→ **TASK TO CARRY OUT**:
Single out each line with the word "degrees" and copy it.

→ **DATA IN THIS EXERCISE**:
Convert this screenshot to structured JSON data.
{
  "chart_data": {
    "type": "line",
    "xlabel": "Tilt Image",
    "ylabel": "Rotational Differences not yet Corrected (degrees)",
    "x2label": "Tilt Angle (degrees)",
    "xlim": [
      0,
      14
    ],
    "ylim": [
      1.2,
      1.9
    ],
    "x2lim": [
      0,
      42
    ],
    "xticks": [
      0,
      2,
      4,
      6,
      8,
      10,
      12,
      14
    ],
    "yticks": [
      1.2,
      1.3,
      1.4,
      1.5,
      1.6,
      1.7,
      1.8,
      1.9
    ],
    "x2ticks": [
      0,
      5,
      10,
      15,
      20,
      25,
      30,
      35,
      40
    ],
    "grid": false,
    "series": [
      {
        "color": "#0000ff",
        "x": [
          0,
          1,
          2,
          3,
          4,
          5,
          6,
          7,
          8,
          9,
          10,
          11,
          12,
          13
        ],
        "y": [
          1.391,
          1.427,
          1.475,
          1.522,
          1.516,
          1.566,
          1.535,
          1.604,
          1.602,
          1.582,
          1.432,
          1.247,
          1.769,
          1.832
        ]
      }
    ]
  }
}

→ **RESULT OF THIS TASK**:
    "ylabel": "Rotational Differences not yet Corrected (degrees)",
    "x2label": "Tilt Angle (degrees)",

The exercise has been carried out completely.